**Task goal**
From the listing that follows, output everything exactly except the pictures.

• • • • •

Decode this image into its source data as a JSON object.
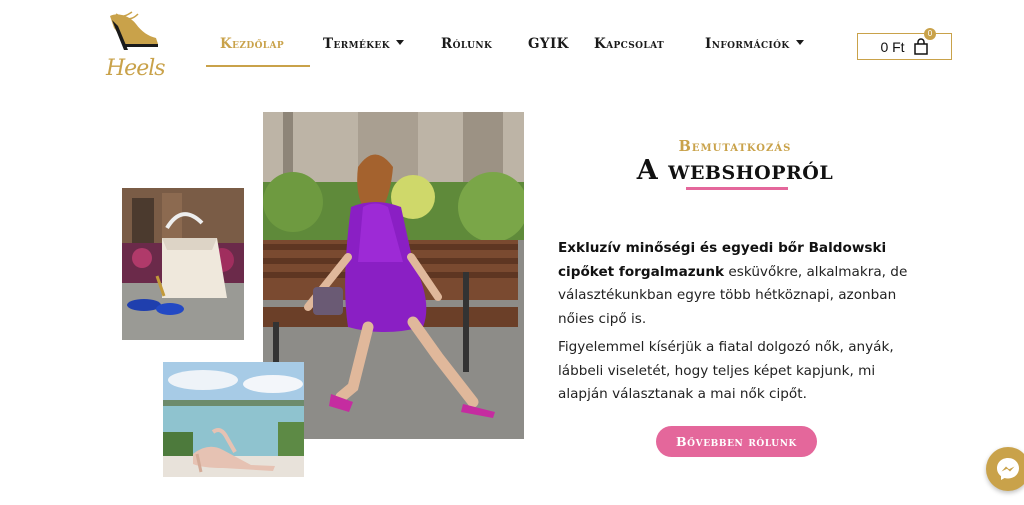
{
  "brand": {
    "logo_text": "Heels",
    "logo_icon": "high-heel-shoe-icon",
    "accent_color": "#c9a24a",
    "cta_color": "#e4679b"
  },
  "nav": {
    "items": [
      {
        "label": "Kezdőlap",
        "active": true
      },
      {
        "label": "Termékek",
        "dropdown": true
      },
      {
        "label": "Rólunk"
      },
      {
        "label": "GYIK"
      },
      {
        "label": "Kapcsolat"
      },
      {
        "label": "Információk",
        "dropdown": true
      }
    ]
  },
  "cart": {
    "total": "0 Ft",
    "count": "0",
    "icon": "shopping-bag-icon"
  },
  "about": {
    "eyebrow": "Bemutatkozás",
    "headline": "A webshopról",
    "para1_bold": "Exkluzív minőségi és egyedi bőr Baldowski cipőket forgalmazunk",
    "para1_rest": " esküvőkre, alkalmakra, de választékunkban egyre több hétköznapi, azonban nőies cipő is.",
    "para2": "Figyelemmel kísérjük a fiatal dolgozó nők, anyák, lábbeli viseletét, hogy teljes képet kapjunk, mi alapján választanak a mai nők cipőt.",
    "cta": "Bővebben rólunk"
  },
  "images": [
    {
      "name": "handbag-and-blue-shoes-photo"
    },
    {
      "name": "woman-purple-dress-bench-photo"
    },
    {
      "name": "nude-heels-lake-photo"
    }
  ],
  "chat": {
    "icon": "messenger-icon"
  }
}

• • • • •

**Result of this task**
Decode this image into its source data as a JSON object.
{
  "brand": {
    "logo_text": "Heels",
    "logo_icon": "high-heel-shoe-icon",
    "accent_color": "#c9a24a",
    "cta_color": "#e4679b"
  },
  "nav": {
    "items": [
      {
        "label": "Kezdőlap",
        "active": true
      },
      {
        "label": "Termékek",
        "dropdown": true
      },
      {
        "label": "Rólunk"
      },
      {
        "label": "GYIK"
      },
      {
        "label": "Kapcsolat"
      },
      {
        "label": "Információk",
        "dropdown": true
      }
    ]
  },
  "cart": {
    "total": "0 Ft",
    "count": "0",
    "icon": "shopping-bag-icon"
  },
  "about": {
    "eyebrow": "Bemutatkozás",
    "headline": "A webshopról",
    "para1_bold": "Exkluzív minőségi és egyedi bőr Baldowski cipőket forgalmazunk",
    "para1_rest": " esküvőkre, alkalmakra, de választékunkban egyre több hétköznapi, azonban nőies cipő is.",
    "para2": "Figyelemmel kísérjük a fiatal dolgozó nők, anyák, lábbeli viseletét, hogy teljes képet kapjunk, mi alapján választanak a mai nők cipőt.",
    "cta": "Bővebben rólunk"
  },
  "images": [
    {
      "name": "handbag-and-blue-shoes-photo"
    },
    {
      "name": "woman-purple-dress-bench-photo"
    },
    {
      "name": "nude-heels-lake-photo"
    }
  ],
  "chat": {
    "icon": "messenger-icon"
  }
}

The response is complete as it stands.